**Instructions for the task**
Below is a listing to transcribe in full and exactly; keep the pictures out.

**Supplied entries**
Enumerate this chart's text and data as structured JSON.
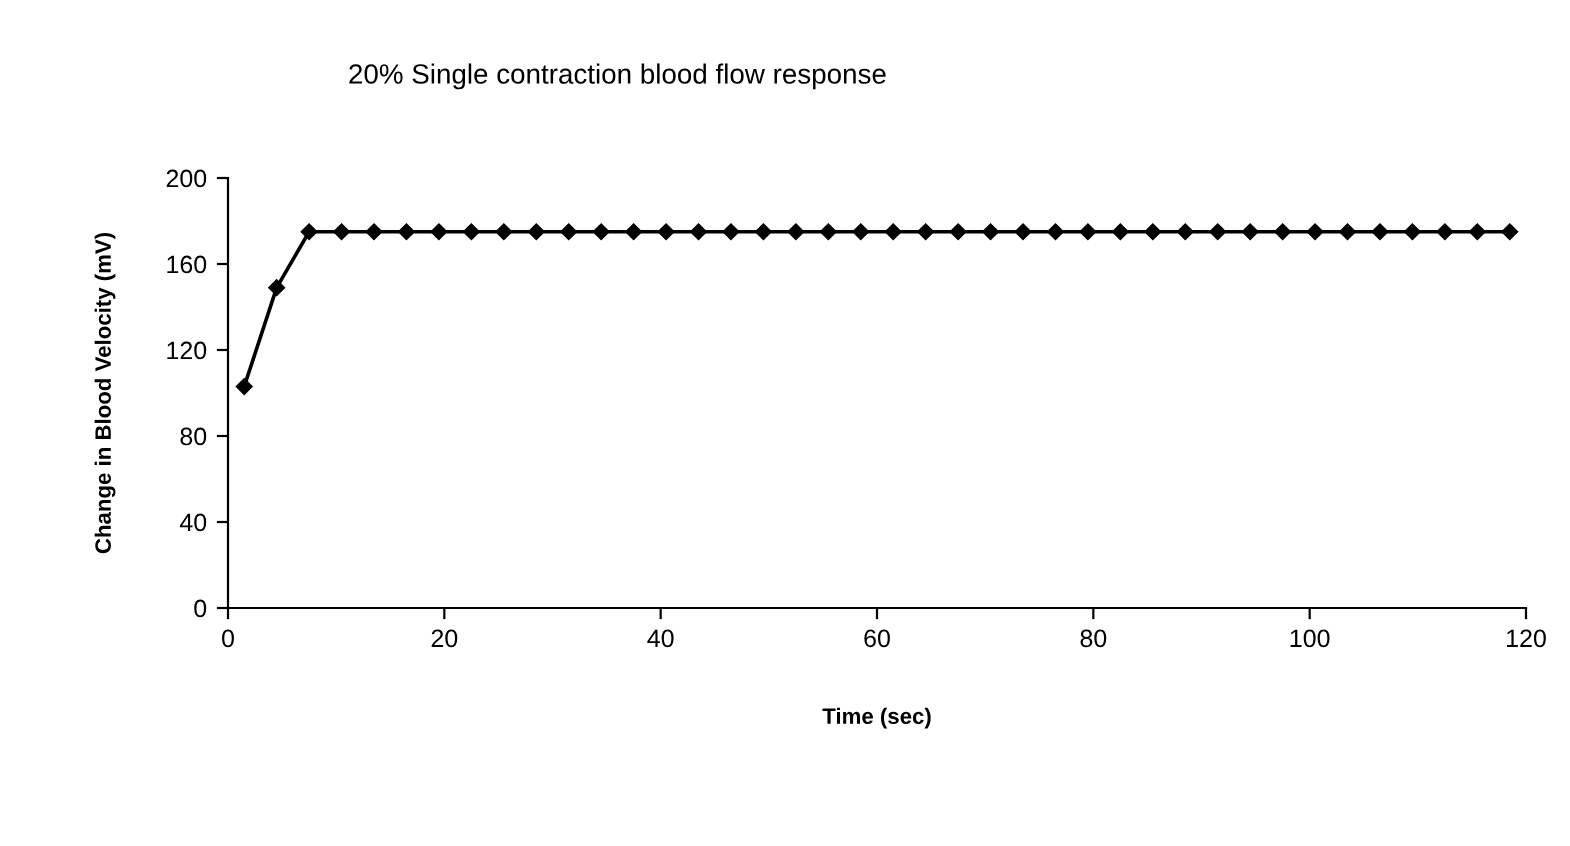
{
  "chart_data": {
    "type": "line",
    "title": "20% Single contraction blood flow response",
    "xlabel": "Time (sec)",
    "ylabel": "Change in Blood Velocity (mV)",
    "x": [
      1.5,
      4.5,
      7.5,
      10.5,
      13.5,
      16.5,
      19.5,
      22.5,
      25.5,
      28.5,
      31.5,
      34.5,
      37.5,
      40.5,
      43.5,
      46.5,
      49.5,
      52.5,
      55.5,
      58.5,
      61.5,
      64.5,
      67.5,
      70.5,
      73.5,
      76.5,
      79.5,
      82.5,
      85.5,
      88.5,
      91.5,
      94.5,
      97.5,
      100.5,
      103.5,
      106.5,
      109.5,
      112.5,
      115.5,
      118.5
    ],
    "series": [
      {
        "color": "#000000",
        "values": [
          103,
          149,
          175,
          175,
          175,
          175,
          175,
          175,
          175,
          175,
          175,
          175,
          175,
          175,
          175,
          175,
          175,
          175,
          175,
          175,
          175,
          175,
          175,
          175,
          175,
          175,
          175,
          175,
          175,
          175,
          175,
          175,
          175,
          175,
          175,
          175,
          175,
          175,
          175,
          175
        ]
      }
    ],
    "xlim": [
      0,
      120
    ],
    "xticks": [
      0,
      20,
      40,
      60,
      80,
      100,
      120
    ],
    "ylim": [
      0,
      200
    ],
    "yticks": [
      0,
      40,
      80,
      120,
      160,
      200
    ],
    "marker": "diamond",
    "line_style": "solid",
    "grid": false,
    "legend": false
  }
}
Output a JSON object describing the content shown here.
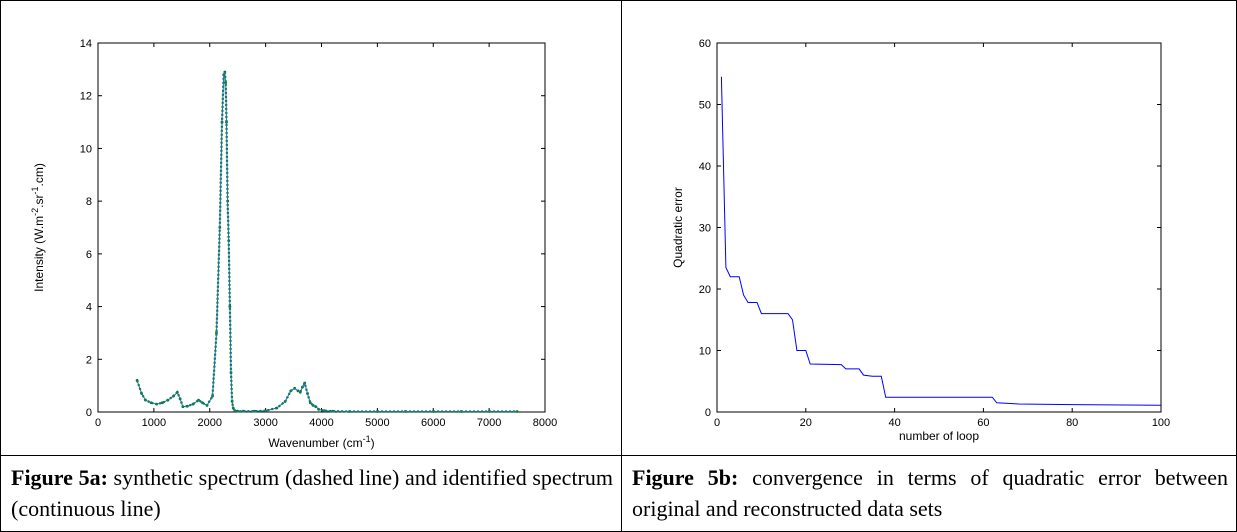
{
  "chart_data": [
    {
      "type": "line",
      "title": "",
      "xlabel": "Wavenumber (cm",
      "xlabel_sup": "-1",
      "xlabel_close": ")",
      "ylabel": "Intensity (W.m",
      "ylabel_sup1": "-2",
      "ylabel_mid": ".sr",
      "ylabel_sup2": "-1",
      "ylabel_end": ".cm)",
      "xlim": [
        0,
        8000
      ],
      "ylim": [
        0,
        14
      ],
      "xticks": [
        0,
        1000,
        2000,
        3000,
        4000,
        5000,
        6000,
        7000,
        8000
      ],
      "yticks": [
        0,
        2,
        4,
        6,
        8,
        10,
        12,
        14
      ],
      "grid": false,
      "series": [
        {
          "color": "#008000",
          "style": "dotted-markers",
          "x": [
            700,
            780,
            850,
            950,
            1050,
            1150,
            1250,
            1350,
            1420,
            1470,
            1520,
            1600,
            1700,
            1800,
            1870,
            1950,
            2050,
            2120,
            2180,
            2220,
            2250,
            2270,
            2285,
            2300,
            2320,
            2340,
            2360,
            2380,
            2400,
            2420,
            2450,
            2500,
            2600,
            2800,
            3000,
            3200,
            3350,
            3450,
            3520,
            3580,
            3620,
            3660,
            3700,
            3750,
            3800,
            3850,
            3900,
            3950,
            4050,
            4200,
            4500,
            5000,
            5500,
            6000,
            6500,
            7000,
            7500
          ],
          "values": [
            1.2,
            0.7,
            0.45,
            0.35,
            0.3,
            0.35,
            0.45,
            0.6,
            0.75,
            0.5,
            0.2,
            0.22,
            0.3,
            0.45,
            0.35,
            0.25,
            0.6,
            3.0,
            7.0,
            11.0,
            12.8,
            12.9,
            12.5,
            11.0,
            8.0,
            6.5,
            4.0,
            1.5,
            0.4,
            0.15,
            0.05,
            0.03,
            0.03,
            0.03,
            0.05,
            0.15,
            0.4,
            0.8,
            0.9,
            0.8,
            0.75,
            0.95,
            1.1,
            0.7,
            0.35,
            0.25,
            0.2,
            0.1,
            0.05,
            0.03,
            0.02,
            0.02,
            0.02,
            0.02,
            0.02,
            0.02,
            0.02
          ]
        },
        {
          "color": "#1f6fbf",
          "style": "solid",
          "x": [
            700,
            780,
            850,
            950,
            1050,
            1150,
            1250,
            1350,
            1420,
            1470,
            1520,
            1600,
            1700,
            1800,
            1870,
            1950,
            2050,
            2120,
            2180,
            2220,
            2250,
            2270,
            2285,
            2300,
            2320,
            2340,
            2360,
            2380,
            2400,
            2420,
            2450,
            2500,
            2600,
            2800,
            3000,
            3200,
            3350,
            3450,
            3520,
            3580,
            3620,
            3660,
            3700,
            3750,
            3800,
            3850,
            3900,
            3950,
            4050,
            4200,
            4500,
            5000,
            5500,
            6000,
            6500,
            7000,
            7500
          ],
          "values": [
            1.2,
            0.7,
            0.45,
            0.35,
            0.3,
            0.35,
            0.45,
            0.6,
            0.75,
            0.5,
            0.2,
            0.22,
            0.3,
            0.45,
            0.35,
            0.25,
            0.6,
            3.0,
            7.0,
            11.0,
            12.8,
            12.9,
            12.5,
            11.0,
            8.0,
            6.5,
            4.0,
            1.5,
            0.4,
            0.15,
            0.05,
            0.03,
            0.03,
            0.03,
            0.05,
            0.15,
            0.4,
            0.8,
            0.9,
            0.8,
            0.75,
            0.95,
            1.1,
            0.7,
            0.35,
            0.25,
            0.2,
            0.1,
            0.05,
            0.03,
            0.02,
            0.02,
            0.02,
            0.02,
            0.02,
            0.02,
            0.02
          ]
        }
      ]
    },
    {
      "type": "line",
      "title": "",
      "xlabel": "number of loop",
      "ylabel": "Quadratic error",
      "xlim": [
        0,
        100
      ],
      "ylim": [
        0,
        60
      ],
      "xticks": [
        0,
        20,
        40,
        60,
        80,
        100
      ],
      "yticks": [
        0,
        10,
        20,
        30,
        40,
        50,
        60
      ],
      "grid": false,
      "series": [
        {
          "color": "#0000ff",
          "style": "solid",
          "x": [
            1,
            2,
            3,
            5,
            6,
            7,
            9,
            10,
            16,
            17,
            18,
            20,
            21,
            28,
            29,
            32,
            33,
            35,
            37,
            38,
            62,
            63,
            68,
            80,
            100
          ],
          "values": [
            54.5,
            23.5,
            22.0,
            22.0,
            19.0,
            17.8,
            17.8,
            16.0,
            16.0,
            15.0,
            10.0,
            10.0,
            7.8,
            7.7,
            7.0,
            7.0,
            6.0,
            5.8,
            5.8,
            2.4,
            2.4,
            1.5,
            1.3,
            1.2,
            1.1
          ]
        }
      ]
    }
  ],
  "captions": {
    "a": {
      "label": "Figure 5a:",
      "text": " synthetic spectrum (dashed line) and identified spectrum (continuous line)"
    },
    "b": {
      "label": "Figure 5b:",
      "text": " convergence in terms of quadratic error between original and reconstructed data sets"
    }
  }
}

**Completed exercise**
Enumerate this chart's text and data as structured JSON.
{
  "chart_data": {
    "type": "line",
    "title": "20% Single contraction blood flow response",
    "xlabel": "Time (sec)",
    "ylabel": "Change in Blood Velocity (mV)",
    "x": [
      1.5,
      4.5,
      7.5,
      10.5,
      13.5,
      16.5,
      19.5,
      22.5,
      25.5,
      28.5,
      31.5,
      34.5,
      37.5,
      40.5,
      43.5,
      46.5,
      49.5,
      52.5,
      55.5,
      58.5,
      61.5,
      64.5,
      67.5,
      70.5,
      73.5,
      76.5,
      79.5,
      82.5,
      85.5,
      88.5,
      91.5,
      94.5,
      97.5,
      100.5,
      103.5,
      106.5,
      109.5,
      112.5,
      115.5,
      118.5
    ],
    "series": [
      {
        "color": "#000000",
        "values": [
          103,
          149,
          175,
          175,
          175,
          175,
          175,
          175,
          175,
          175,
          175,
          175,
          175,
          175,
          175,
          175,
          175,
          175,
          175,
          175,
          175,
          175,
          175,
          175,
          175,
          175,
          175,
          175,
          175,
          175,
          175,
          175,
          175,
          175,
          175,
          175,
          175,
          175,
          175,
          175
        ]
      }
    ],
    "xlim": [
      0,
      120
    ],
    "xticks": [
      0,
      20,
      40,
      60,
      80,
      100,
      120
    ],
    "ylim": [
      0,
      200
    ],
    "yticks": [
      0,
      40,
      80,
      120,
      160,
      200
    ],
    "marker": "diamond",
    "line_style": "solid",
    "grid": false,
    "legend": false
  }
}
Output a JSON object describing the content shown here.
{
  "chart_data": [
    {
      "type": "line",
      "title": "",
      "xlabel": "Wavenumber (cm",
      "xlabel_sup": "-1",
      "xlabel_close": ")",
      "ylabel": "Intensity (W.m",
      "ylabel_sup1": "-2",
      "ylabel_mid": ".sr",
      "ylabel_sup2": "-1",
      "ylabel_end": ".cm)",
      "xlim": [
        0,
        8000
      ],
      "ylim": [
        0,
        14
      ],
      "xticks": [
        0,
        1000,
        2000,
        3000,
        4000,
        5000,
        6000,
        7000,
        8000
      ],
      "yticks": [
        0,
        2,
        4,
        6,
        8,
        10,
        12,
        14
      ],
      "grid": false,
      "series": [
        {
          "color": "#008000",
          "style": "dotted-markers",
          "x": [
            700,
            780,
            850,
            950,
            1050,
            1150,
            1250,
            1350,
            1420,
            1470,
            1520,
            1600,
            1700,
            1800,
            1870,
            1950,
            2050,
            2120,
            2180,
            2220,
            2250,
            2270,
            2285,
            2300,
            2320,
            2340,
            2360,
            2380,
            2400,
            2420,
            2450,
            2500,
            2600,
            2800,
            3000,
            3200,
            3350,
            3450,
            3520,
            3580,
            3620,
            3660,
            3700,
            3750,
            3800,
            3850,
            3900,
            3950,
            4050,
            4200,
            4500,
            5000,
            5500,
            6000,
            6500,
            7000,
            7500
          ],
          "values": [
            1.2,
            0.7,
            0.45,
            0.35,
            0.3,
            0.35,
            0.45,
            0.6,
            0.75,
            0.5,
            0.2,
            0.22,
            0.3,
            0.45,
            0.35,
            0.25,
            0.6,
            3.0,
            7.0,
            11.0,
            12.8,
            12.9,
            12.5,
            11.0,
            8.0,
            6.5,
            4.0,
            1.5,
            0.4,
            0.15,
            0.05,
            0.03,
            0.03,
            0.03,
            0.05,
            0.15,
            0.4,
            0.8,
            0.9,
            0.8,
            0.75,
            0.95,
            1.1,
            0.7,
            0.35,
            0.25,
            0.2,
            0.1,
            0.05,
            0.03,
            0.02,
            0.02,
            0.02,
            0.02,
            0.02,
            0.02,
            0.02
          ]
        },
        {
          "color": "#1f6fbf",
          "style": "solid",
          "x": [
            700,
            780,
            850,
            950,
            1050,
            1150,
            1250,
            1350,
            1420,
            1470,
            1520,
            1600,
            1700,
            1800,
            1870,
            1950,
            2050,
            2120,
            2180,
            2220,
            2250,
            2270,
            2285,
            2300,
            2320,
            2340,
            2360,
            2380,
            2400,
            2420,
            2450,
            2500,
            2600,
            2800,
            3000,
            3200,
            3350,
            3450,
            3520,
            3580,
            3620,
            3660,
            3700,
            3750,
            3800,
            3850,
            3900,
            3950,
            4050,
            4200,
            4500,
            5000,
            5500,
            6000,
            6500,
            7000,
            7500
          ],
          "values": [
            1.2,
            0.7,
            0.45,
            0.35,
            0.3,
            0.35,
            0.45,
            0.6,
            0.75,
            0.5,
            0.2,
            0.22,
            0.3,
            0.45,
            0.35,
            0.25,
            0.6,
            3.0,
            7.0,
            11.0,
            12.8,
            12.9,
            12.5,
            11.0,
            8.0,
            6.5,
            4.0,
            1.5,
            0.4,
            0.15,
            0.05,
            0.03,
            0.03,
            0.03,
            0.05,
            0.15,
            0.4,
            0.8,
            0.9,
            0.8,
            0.75,
            0.95,
            1.1,
            0.7,
            0.35,
            0.25,
            0.2,
            0.1,
            0.05,
            0.03,
            0.02,
            0.02,
            0.02,
            0.02,
            0.02,
            0.02,
            0.02
          ]
        }
      ]
    },
    {
      "type": "line",
      "title": "",
      "xlabel": "number of loop",
      "ylabel": "Quadratic error",
      "xlim": [
        0,
        100
      ],
      "ylim": [
        0,
        60
      ],
      "xticks": [
        0,
        20,
        40,
        60,
        80,
        100
      ],
      "yticks": [
        0,
        10,
        20,
        30,
        40,
        50,
        60
      ],
      "grid": false,
      "series": [
        {
          "color": "#0000ff",
          "style": "solid",
          "x": [
            1,
            2,
            3,
            5,
            6,
            7,
            9,
            10,
            16,
            17,
            18,
            20,
            21,
            28,
            29,
            32,
            33,
            35,
            37,
            38,
            62,
            63,
            68,
            80,
            100
          ],
          "values": [
            54.5,
            23.5,
            22.0,
            22.0,
            19.0,
            17.8,
            17.8,
            16.0,
            16.0,
            15.0,
            10.0,
            10.0,
            7.8,
            7.7,
            7.0,
            7.0,
            6.0,
            5.8,
            5.8,
            2.4,
            2.4,
            1.5,
            1.3,
            1.2,
            1.1
          ]
        }
      ]
    }
  ],
  "captions": {
    "a": {
      "label": "Figure 5a:",
      "text": " synthetic spectrum (dashed line) and identified spectrum (continuous line)"
    },
    "b": {
      "label": "Figure 5b:",
      "text": " convergence in terms of quadratic error between original and reconstructed data sets"
    }
  }
}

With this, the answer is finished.